### Source excerpt
Four Key Factors To Innovation Success
Terry Braverman and Company

Four Key Factors To Innovation Success

Product Innovation Strategy

 

It all starts at the top. If there is not a clear and crisp product innovation strategy that supports the business strategy, problems begin. Some key challenges are: Do we have one? Is it clear? Is it the right strategy? Is everyone aligned? Are people walking the talk? Are there realistic expectations on new product revenues?

 

Lack of a product innovation strategy tailored to support the strategy of the business is often cited as a most common problem.

 

Portfolio Management

 

This is the strategic allocation of resources that ensures innovation efforts advance the product innovation strategy.  This is also the prioritization of projects in the pipeline to ensure that resources are being tactically deployed on the right projects for the right reasons.

 

Some key challenges are: too many projects and not enough resources to get everything done, difficulty in deciding which projects to select (when evaluating multiple projects that are competing for the same resources), difficulty in optimizing the portfolio of projects (i.e. short-term versus long-term, high-risk versus low-risk), poor alignment on priorities, and resources that are simply stretched too thinly.

 

Idea-to-Launch Process

 

This is the road map or playbook that takes each project from idea to launch including all of the activities and decisions that must occur in order to be successful.

 

Some key challenges are: not enough high-quality ideas; not having a standard playbook that can be used repeatedly for projects; leadership that cannot articulate the importance of their idea-to-launch process; employees who have not received training or have not developed a knowledge foundational base on and around innovation best practices; not tailoring the development process to support the business strategy and project needs; being unable to say no to projects and/or the need to be realistic with actual time and resource expectations that otherwise lead to unrealistic speed-to-market pressures; expectations for resource commitments to work on projects that are not in the official process; too many minor projects that negatively impact the resources available for innovation projects; and the inability to yield effective decisions in a timely manner (i.e. everything is a high priority thus creating ‘gridlock’ which in turn results in significant delays).

### Given request 1
Please print the stretch of the innovation text from "This is the strategic" through "the right reasons.".
### Given request 2
Sum up the innovation text in three sentences.
The records come from a separate source.

[Layout element entries]
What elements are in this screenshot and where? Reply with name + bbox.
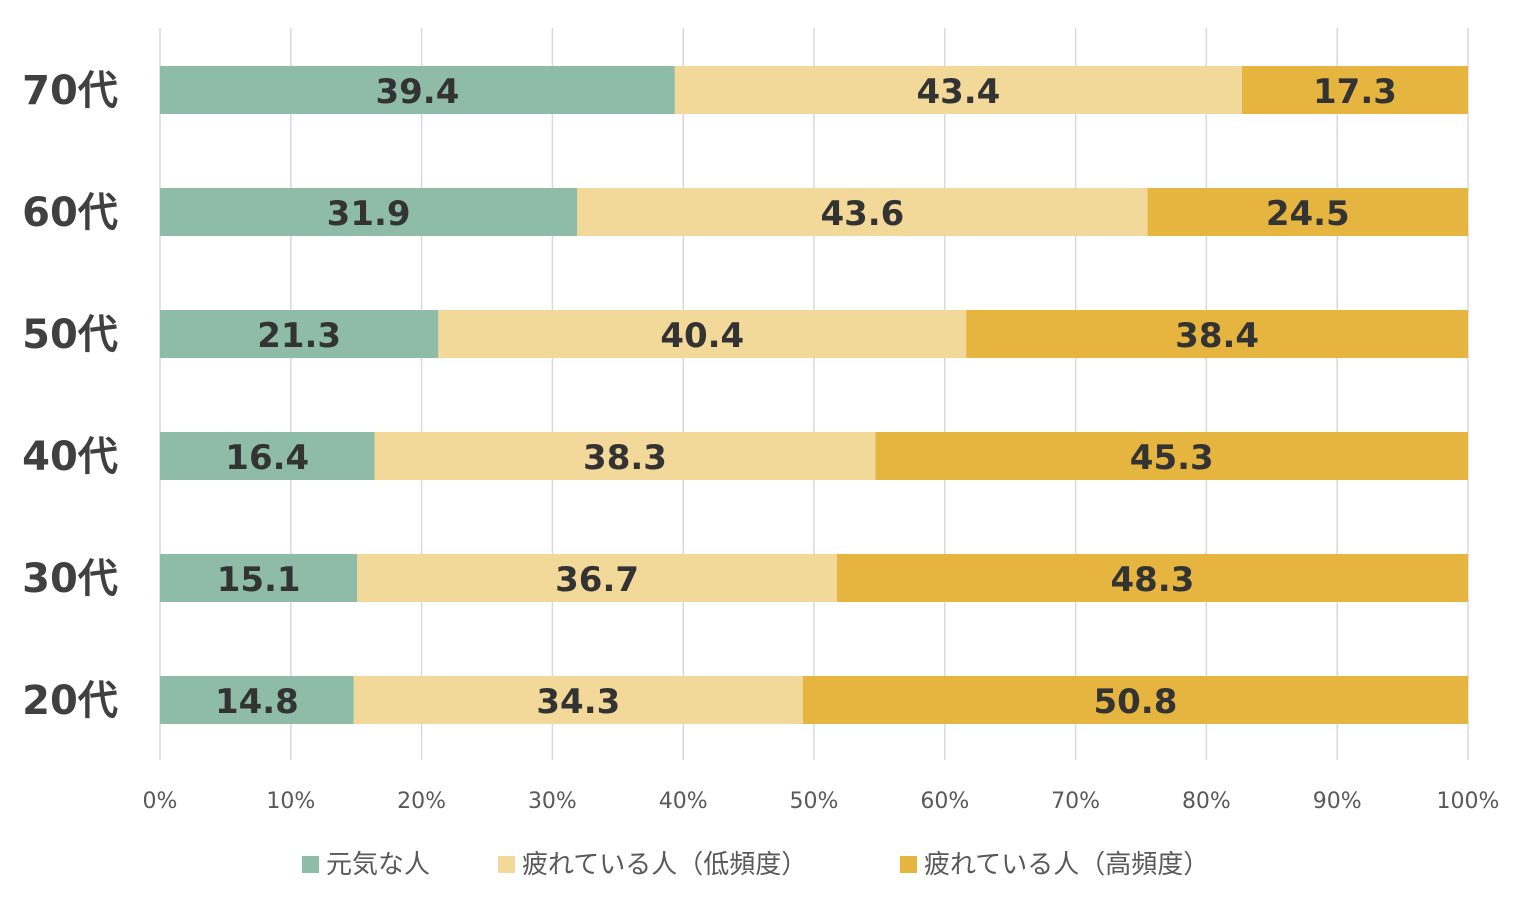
data-label: 45.3 bbox=[1130, 438, 1214, 478]
x-tick-label: 10% bbox=[266, 789, 315, 814]
data-label: 36.7 bbox=[555, 560, 639, 600]
data-label: 43.6 bbox=[820, 194, 904, 234]
bar-segment bbox=[836, 554, 1468, 602]
bar-segment bbox=[160, 66, 675, 114]
data-label: 40.4 bbox=[660, 316, 744, 356]
bar-segment bbox=[160, 188, 578, 236]
category-label: 30代 bbox=[22, 556, 118, 602]
category-label: 70代 bbox=[22, 68, 118, 114]
data-label: 39.4 bbox=[375, 72, 459, 112]
x-tick-label: 0% bbox=[143, 789, 178, 814]
x-axis-tick-labels: 0% 10% 20% 30% 40% 50% 60% 70% 80% 90% 100% bbox=[143, 789, 1500, 814]
bar-segment bbox=[357, 554, 837, 602]
data-label: 14.8 bbox=[215, 682, 299, 722]
category-label: 50代 bbox=[22, 312, 118, 358]
legend: 元気な人 疲れている人（低頻度） 疲れている人（高頻度） bbox=[302, 850, 1209, 880]
x-tick-label: 60% bbox=[920, 789, 969, 814]
category-label: 20代 bbox=[22, 678, 118, 724]
legend-swatch bbox=[302, 856, 319, 873]
bars: 39.4 43.4 17.3 31.9 43.6 24.5 21.3 40.4 38.4 16.4… bbox=[160, 66, 1468, 724]
data-label: 21.3 bbox=[257, 316, 341, 356]
x-tick-label: 90% bbox=[1313, 789, 1362, 814]
bar-segment bbox=[160, 554, 358, 602]
bar-segment bbox=[160, 310, 439, 358]
category-label: 60代 bbox=[22, 190, 118, 236]
data-label: 31.9 bbox=[327, 194, 411, 234]
legend-swatch bbox=[498, 856, 515, 873]
x-tick-label: 50% bbox=[790, 789, 839, 814]
data-label: 50.8 bbox=[1093, 682, 1177, 722]
x-tick-label: 20% bbox=[397, 789, 446, 814]
category-label: 40代 bbox=[22, 434, 118, 480]
data-label: 34.3 bbox=[536, 682, 620, 722]
bar-segment bbox=[160, 432, 375, 480]
x-tick-label: 40% bbox=[659, 789, 708, 814]
x-tick-label: 100% bbox=[1437, 789, 1500, 814]
legend-swatch bbox=[900, 856, 917, 873]
legend-label: 疲れている人（低頻度） bbox=[522, 850, 807, 880]
bar-segment bbox=[802, 676, 1468, 724]
bar-segment bbox=[1147, 188, 1468, 236]
x-tick-label: 30% bbox=[528, 789, 577, 814]
data-label: 17.3 bbox=[1313, 72, 1397, 112]
x-tick-label: 80% bbox=[1182, 789, 1231, 814]
bar-segment bbox=[160, 676, 354, 724]
data-label: 38.3 bbox=[583, 438, 667, 478]
data-label: 48.3 bbox=[1110, 560, 1194, 600]
bar-segment bbox=[374, 432, 876, 480]
bar-segment bbox=[966, 310, 1468, 358]
bar-segment bbox=[353, 676, 803, 724]
data-label: 15.1 bbox=[217, 560, 301, 600]
bar-segment bbox=[674, 66, 1242, 114]
bar-segment bbox=[438, 310, 967, 358]
bar-segment bbox=[577, 188, 1148, 236]
gridlines bbox=[159, 28, 1469, 760]
legend-label: 疲れている人（高頻度） bbox=[924, 850, 1209, 880]
data-label: 24.5 bbox=[1266, 194, 1350, 234]
category-labels: 70代 60代 50代 40代 30代 20代 bbox=[22, 68, 118, 724]
legend-label: 元気な人 bbox=[326, 850, 430, 880]
x-tick-label: 70% bbox=[1051, 789, 1100, 814]
data-label: 38.4 bbox=[1175, 316, 1259, 356]
data-label: 43.4 bbox=[916, 72, 1000, 112]
bar-segment bbox=[875, 432, 1468, 480]
bar-segment bbox=[1241, 66, 1468, 114]
data-label: 16.4 bbox=[225, 438, 309, 478]
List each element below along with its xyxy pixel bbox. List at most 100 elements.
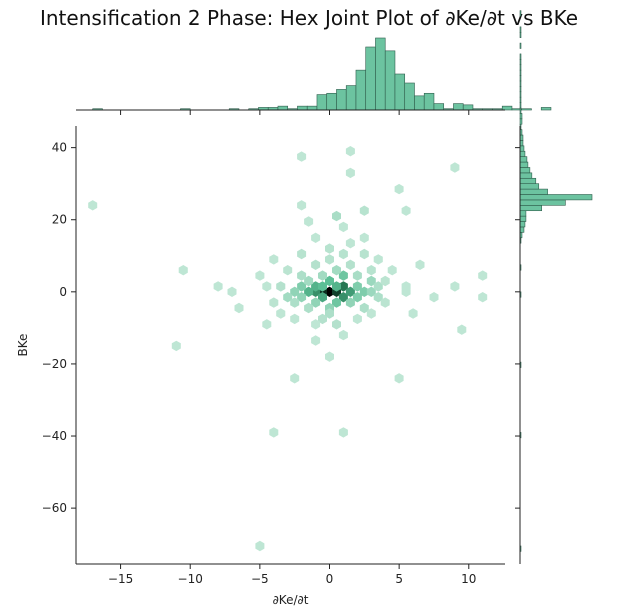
x-histogram-bar — [501, 105, 513, 111]
hexbin-cell — [276, 308, 286, 319]
y-histogram-bar — [519, 172, 533, 179]
x-tick-label: 0 — [326, 572, 334, 586]
hexbin-cell — [332, 210, 341, 222]
y-tick-label: 40 — [52, 141, 67, 155]
hexbin-cell — [213, 281, 223, 292]
hexbin-cell — [394, 183, 404, 195]
y-tick-label: −60 — [42, 501, 67, 515]
x-histogram-bar — [365, 46, 376, 111]
hexbin-cell — [283, 265, 293, 276]
hexbin-cell — [457, 324, 467, 335]
hexbin-cell — [380, 275, 390, 287]
y-histogram-bar — [519, 96, 522, 103]
hexbin-cell — [359, 302, 369, 314]
x-marginal-histogram — [76, 37, 552, 115]
x-histogram-bar — [423, 92, 435, 111]
y-histogram-bar — [519, 113, 523, 120]
hexbin-cell — [269, 297, 279, 308]
y-histogram-bar — [519, 31, 522, 38]
hexbin-cell — [338, 292, 348, 303]
x-histogram-bar — [462, 104, 474, 111]
y-histogram-bar — [519, 75, 522, 82]
hexbin-cell — [325, 275, 334, 287]
hexbin-cell — [338, 329, 348, 341]
hexbin-cell — [373, 254, 383, 265]
hexbin-cell — [227, 286, 237, 297]
hexbin-cell — [332, 281, 341, 292]
hexbin-cell — [325, 243, 334, 254]
y-histogram-bar — [519, 183, 540, 190]
hexbin-cell — [269, 427, 279, 438]
x-histogram-bar — [306, 105, 318, 111]
hexbin-cell — [311, 232, 321, 243]
x-histogram-bar — [375, 37, 386, 111]
hexbin-cell — [262, 281, 272, 292]
hexbin-cell — [325, 286, 334, 297]
hexbin-cell — [373, 281, 383, 292]
hexbin-cell — [311, 259, 321, 270]
x-histogram-bar — [453, 103, 464, 111]
hexbin-cell — [318, 270, 327, 281]
hexbin-cell — [255, 540, 265, 552]
hexbin-cell — [88, 200, 98, 211]
hexbin-cell — [297, 151, 307, 162]
x-tick-label: −10 — [178, 572, 203, 586]
hexbin-cell — [338, 281, 348, 292]
y-histogram-bar — [519, 69, 522, 76]
x-histogram-bar — [404, 82, 415, 111]
hexbin-cell — [359, 248, 369, 260]
hexbin-cell — [332, 297, 341, 308]
hexbin-cell — [352, 281, 362, 292]
hexbin-cell — [311, 281, 321, 292]
hexbin-cell — [318, 313, 327, 325]
x-histogram-bar — [336, 89, 347, 111]
hexbin-cell — [359, 286, 369, 297]
hexbin-cell — [297, 248, 307, 260]
x-tick-label: −15 — [108, 572, 133, 586]
main-axes: −15 −10 −5 0 5 10 40 20 0 −20 −40 −60 — [42, 126, 505, 586]
y-histogram-bar — [519, 10, 522, 17]
hexbin-cell — [345, 297, 355, 308]
x-histogram-bar — [540, 107, 552, 111]
hexbin-cell — [359, 205, 369, 216]
hexbin-cell — [318, 281, 327, 292]
hexbin-cell — [255, 270, 265, 281]
x-histogram-bar — [394, 73, 406, 111]
x-tick-label: −5 — [251, 572, 269, 586]
y-histogram-bar — [519, 226, 525, 233]
hexbin-cell — [171, 340, 181, 352]
y-histogram-bar — [519, 215, 527, 222]
hexbin-cell — [366, 308, 376, 319]
hexbin-cell — [352, 270, 362, 281]
hexbin-cell — [478, 270, 488, 281]
hexbin-cell — [311, 335, 321, 346]
y-histogram-bar — [519, 199, 566, 206]
x-tick-label: 10 — [461, 572, 476, 586]
hexbin-cell — [276, 281, 286, 292]
hexbin-cell — [338, 221, 348, 233]
hexbin-cell — [401, 205, 411, 216]
y-histogram-bar — [519, 42, 522, 49]
x-histogram-bar — [277, 105, 289, 111]
x-histogram-bar — [521, 108, 532, 111]
hexbin-cell — [401, 286, 411, 297]
hexbin-cell — [304, 216, 314, 227]
y-histogram-bar — [519, 91, 522, 98]
hexbin-cell — [297, 281, 307, 292]
hexbin-cell — [297, 270, 307, 281]
x-histogram-bar — [355, 69, 367, 111]
y-histogram-bar — [519, 177, 537, 184]
hexbin-cell — [297, 292, 307, 303]
y-histogram-bar — [519, 59, 522, 66]
hexbin-cell — [387, 265, 397, 276]
y-histogram-bar — [519, 145, 525, 152]
hexbin-cell — [325, 308, 334, 319]
hexbin-cell — [338, 427, 348, 438]
y-histogram-bar — [519, 107, 522, 114]
hexbin-cell — [408, 308, 418, 319]
y-histogram-bar — [519, 118, 523, 125]
hexbin-cell — [290, 373, 300, 384]
hexbin-cell — [297, 200, 307, 211]
hexbin-cell — [366, 275, 376, 287]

### Expected output 1
This is the strategic allocation of resources that ensures innovation efforts advance the product innovation strategy.  This is also the prioritization of projects in the pipeline to ensure that resources are being tactically deployed on the right projects for the right reasons.

### Expected output 2
Innovation starts at the top with a clear product innovation strategy that supports the business strategy, and the lack of one is often cited as a most common problem. Portfolio management allocates resources and prioritizes projects in the pipeline, but it struggles with too many projects for too few resources, hard choices among competing projects, and poor alignment on priorities. The idea-to-launch process is the playbook that takes each project from idea to launch, and its challenges include too few high-quality ideas, no standard playbook, untrained employees, and decisions that are not made in a timely manner.